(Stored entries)
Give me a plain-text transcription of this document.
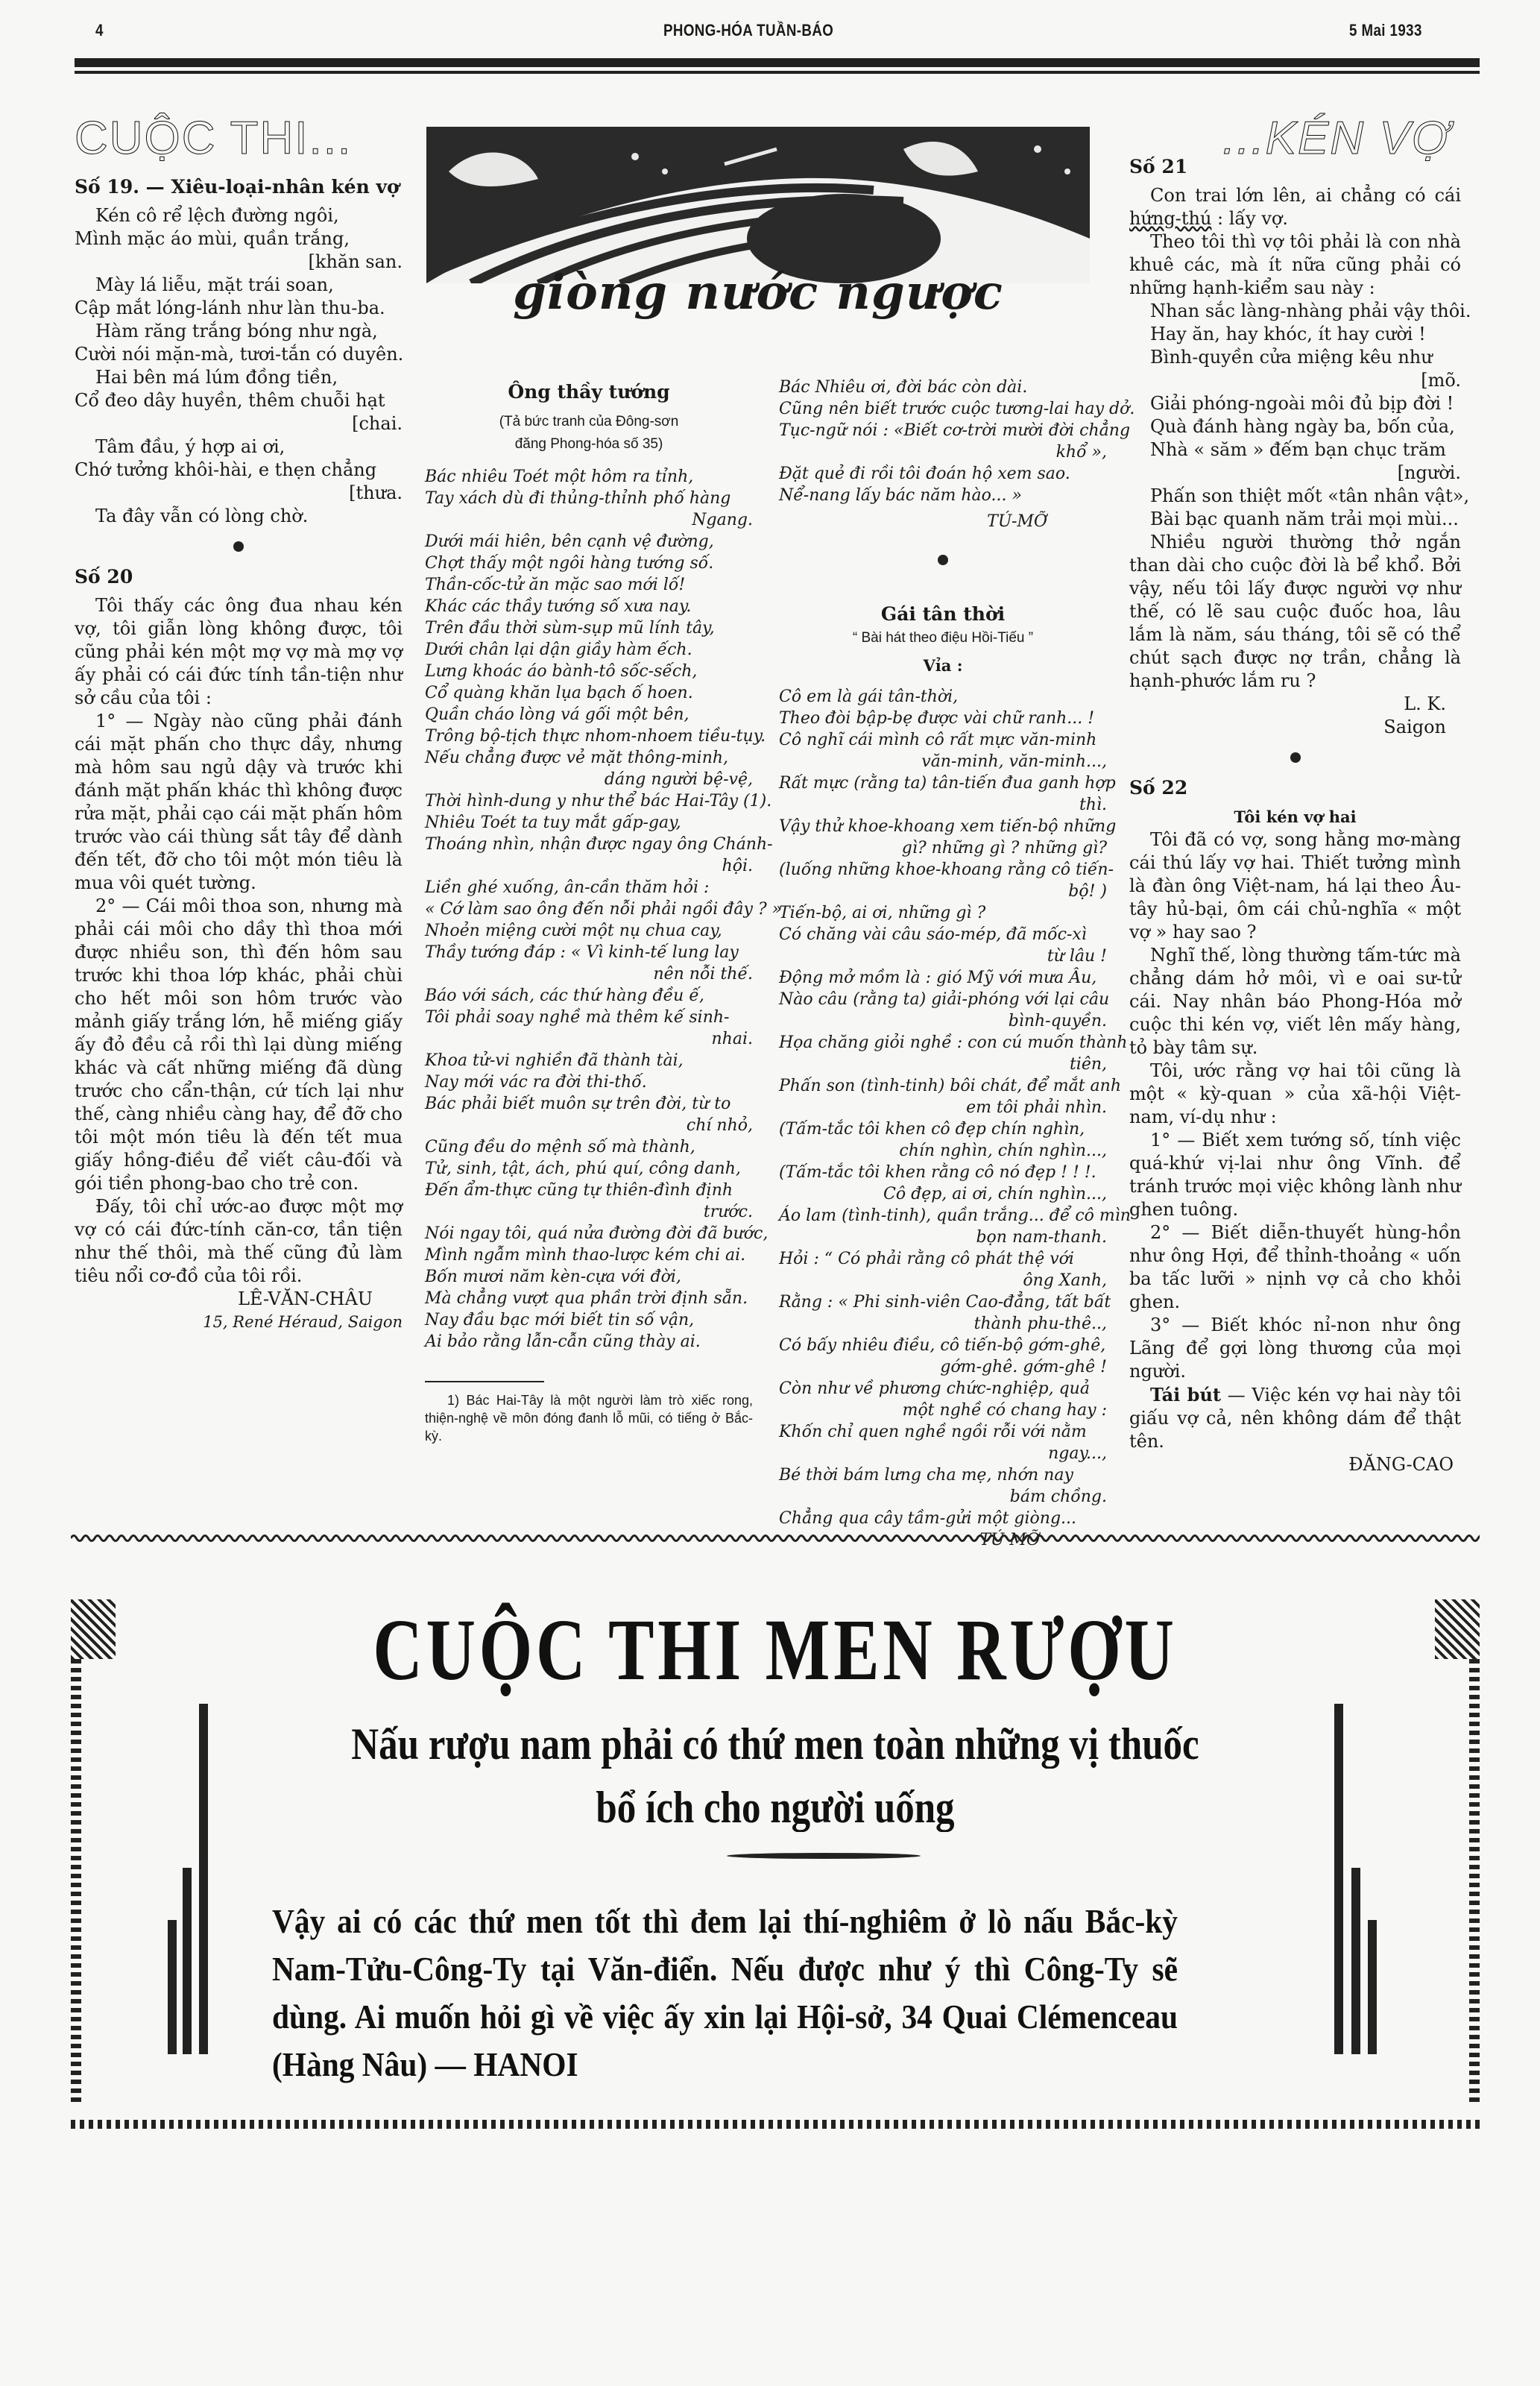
4	PHONG-HÓA TUẦN-BÁO	5 Mai 1933
CUỘC THI...	...KÉN VỢ
giòng nước ngược
Số 19. — Xiêu-loại-nhân kén vợ
Kén cô rể lệch đường ngôi,
Mình mặc áo mùi, quần trắng,
[khăn san.
Mày lá liễu, mặt trái soan,
Cập mắt lóng-lánh như làn thu-ba.
Hàm răng trắng bóng như ngà,
Cười nói mặn-mà, tươi-tắn có duyên.
Hai bên má lúm đồng tiền,
Cổ đeo dây huyền, thêm chuỗi hạt
[chai.
Tâm đầu, ý hợp ai ơi,
Chớ tưởng khôi-hài, e thẹn chẳng
[thưa.
Ta đây vẫn có lòng chờ.
Số 20

Tôi thấy các ông đua nhau kén vợ, tôi giẫn lòng không được, tôi cũng phải kén một mợ vợ mà mợ vợ ấy phải có cái đức tính tần-tiện như sở cầu của tôi :

1° — Ngày nào cũng phải đánh cái mặt phấn cho thực dầy, nhưng mà hôm sau ngủ dậy và trước khi đánh mặt phấn khác thì không được rửa mặt, phải cạo cái mặt phấn hôm trước vào cái thùng sắt tây để dành đến tết, đỡ cho tôi một món tiêu là mua vôi quét tường.

2° — Cái môi thoa son, nhưng mà phải cái môi cho dầy thì thoa mới được nhiều son, thì đến hôm sau trước khi thoa lớp khác, phải chùi cho hết môi son hôm trước vào mảnh giấy trắng lớn, hễ miếng giấy ấy đỏ đều cả rồi thì lại dùng miếng khác và cất những miếng đã dùng trước cho cẩn-thận, cứ tích lại như thế, càng nhiều càng hay, để đỡ cho tôi một món tiêu là đến tết mua giấy hồng-điều để viết câu-đối và gói tiền phong-bao cho trẻ con.

Đấy, tôi chỉ ước-ao được một mợ vợ có cái đức-tính căn-cơ, tần tiện như thế thôi, mà thế cũng đủ làm tiêu nổi cơ-đồ của tôi rồi.

LÊ-VĂN-CHÂU
15, René Héraud, Saigon
Ông thầy tướng
(Tả bức tranh của Đông-sơn
đăng Phong-hóa số 35)
Bác nhiêu Toét một hôm ra tỉnh,
Tay xách dù đi thủng-thỉnh phố hàng
Ngang.
Dưới mái hiên, bên cạnh vệ đường,
Chợt thấy một ngôi hàng tướng số.
Thần-cốc-tử ăn mặc sao mới lố!
Khác các thầy tướng số xưa nay.
Trên đầu thời sùm-sụp mũ lính tây,
Dưới chân lại dận giầy hàm ếch.
Lưng khoác áo bành-tô sốc-sếch,
Cổ quàng khăn lụa bạch ố hoen.
Quần cháo lòng vá gối một bên,
Trông bộ-tịch thực nhom-nhoem tiều-tụy.
Nếu chẳng được vẻ mặt thông-minh,
dáng người bệ-vệ,
Thời hình-dung y như thể bác Hai-Tây (1).
Nhiêu Toét ta tuy mắt gấp-gay,
Thoáng nhìn, nhận được ngay ông Chánh-
hội.
Liền ghé xuống, ân-cần thăm hỏi :
« Cớ làm sao ông đến nỗi phải ngồi đây ? »
Nhoẻn miệng cười một nụ chua cay,
Thầy tướng đáp : « Vì kinh-tế lung lay
nên nỗi thế.
Báo với sách, các thứ hàng đều ế,
Tôi phải soay nghề mà thêm kế sinh-
nhai.
Khoa tử-vi nghiền đã thành tài,
Nay mới vác ra đời thi-thố.
Bác phải biết muôn sự trên đời, từ to
chí nhỏ,
Cũng đều do mệnh số mà thành,
Tử, sinh, tật, ách, phú quí, công danh,
Đến ẩm-thực cũng tự thiên-đình định
trước.
Nói ngay tôi, quá nửa đường đời đã bước,
Mình ngẫm mình thao-lược kém chi ai.
Bốn mươi năm kèn-cựa với đời,
Mà chẳng vượt qua phần trời định sẵn.
Nay đầu bạc mới biết tin số vận,
Ai bảo rằng lẫn-cẫn cũng thày ai.
1) Bác Hai-Tây là một người làm trò xiếc rong, thiện-nghệ về môn đóng đanh lỗ mũi, có tiếng ở Bắc-kỳ.
Bác Nhiêu ơi, đời bác còn dài.
Cũng nên biết trước cuộc tương-lai hay dở.
Tục-ngữ nói : «Biết cơ-trời mười đời chẳng
khổ »,
Đặt quẻ đi rồi tôi đoán hộ xem sao.
Nể-nang lấy bác năm hào... »
TÚ-MỠ
Gái tân thời
“ Bài hát theo điệu Hồi-Tiếu ”
Vỉa :
Cô em là gái tân-thời,
Theo đòi bập-bẹ được vài chữ ranh... !
Cô nghĩ cái mình cô rất mực văn-minh
văn-minh, văn-minh...,
Rất mực (rằng ta) tân-tiến đua ganh hợp
thì.
Vậy thử khoe-khoang xem tiến-bộ những
gì? những gì ? những gì?
(luống những khoe-khoang rằng cô tiến-
bộ! )
Tiến-bộ, ai ơi, những gì ?
Có chăng vài câu sáo-mép, đã mốc-xì
từ lâu !
Động mở mồm là : gió Mỹ với mưa Âu,
Nào câu (rằng ta) giải-phóng với lại câu
bình-quyền.
Họa chăng giỏi nghề : con cú muốn thành
tiên,
Phấn son (tình-tinh) bôi chát, để mắt anh
em tôi phải nhìn.
(Tấm-tắc tôi khen cô đẹp chín nghìn,
chín nghìn, chín nghìn...,
(Tấm-tắc tôi khen rằng cô nó đẹp ! ! !.
Cô đẹp, ai ơi, chín nghìn...,
Áo lam (tình-tinh), quần trắng... để cô mìn
bọn nam-thanh.
Hỏi : “ Có phải rằng cô phát thệ với
ông Xanh,
Rằng : « Phi sinh-viên Cao-đẳng, tất bất
thành phu-thê..,
Có bấy nhiêu điều, cô tiến-bộ gớm-ghê,
gớm-ghê. gớm-ghê !
Còn như về phương chức-nghiệp, quả
một nghề có chang hay :
Khốn chỉ quen nghề ngồi rỗi với nằm
ngay...,
Bé thời bám lưng cha mẹ, nhớn nay
bám chồng.
Chẳng qua cây tầm-gửi một giòng...
TÚ MỠ
Số 21

Con trai lớn lên, ai chẳng có cái hứng-thú : lấy vợ.

Theo tôi thì vợ tôi phải là con nhà khuê các, mà ít nữa cũng phải có những hạnh-kiểm sau này :

Nhan sắc làng-nhàng phải vậy thôi.
Hay ăn, hay khóc, ít hay cười !
Bình-quyền cửa miệng kêu như
[mõ.
Giải phóng-ngoài môi đủ bịp đời !
Quà đánh hàng ngày ba, bốn của,
Nhà « săm » đếm bạn chục trăm
[người.
Phấn son thiệt mốt «tân nhân vật»,
Bài bạc quanh năm trải mọi mùi...

Nhiều người thường thở ngắn than dài cho cuộc đời là bể khổ. Bởi vậy, nếu tôi lấy được người vợ như thế, có lẽ sau cuộc đuốc hoa, lâu lắm là năm, sáu tháng, tôi sẽ có thể chút sạch được nợ trần, chẳng là hạnh-phước lắm ru ?

L. K.
Saigon
Số 22
Tôi kén vợ hai

Tôi đã có vợ, song hằng mơ-màng cái thú lấy vợ hai. Thiết tưởng mình là đàn ông Việt-nam, há lại theo Âu-tây hủ-bại, ôm cái chủ-nghĩa « một vợ » hay sao ?

Nghĩ thế, lòng thường tấm-tức mà chẳng dám hở môi, vì e oai sư-tử cái. Nay nhân báo Phong-Hóa mở cuộc thi kén vợ, viết lên mấy hàng, tỏ bày tâm sự.

Tôi, ước rằng vợ hai tôi cũng là một « kỳ-quan » của xã-hội Việt-nam, ví-dụ như :

1° — Biết xem tướng số, tính việc quá-khứ vị-lai như ông Vĩnh. để tránh trước mọi việc không lành như ghen tuông.

2° — Biết diễn-thuyết hùng-hồn như ông Hợi, để thỉnh-thoảng « uốn ba tấc lưỡi » nịnh vợ cả cho khỏi ghen.

3° — Biết khóc nỉ-non như ông Lãng để gợi lòng thương của mọi người.

Tái bút — Việc kén vợ hai này tôi giấu vợ cả, nên không dám để thật tên.

ĐĂNG-CAO
CUỘC THI MEN RƯỢU
Nấu rượu nam phải có thứ men toàn những vị thuốc
bổ ích cho người uống
Vậy ai có các thứ men tốt thì đem lại thí-nghiêm ở lò nấu Bắc-kỳ Nam-Tửu-Công-Ty tại Văn-điển. Nếu được như ý thì Công-Ty sẽ dùng. Ai muốn hỏi gì về việc ấy xin lại Hội-sở, 34 Quai Clémenceau (Hàng Nâu) — HANOI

Stated goal
Search the material above for "phóng". Pull out each line where it shows up.

Solution for this task
Nào câu (rằng ta) giải-phóng với lại câu
Giải phóng-ngoài môi đủ bịp đời !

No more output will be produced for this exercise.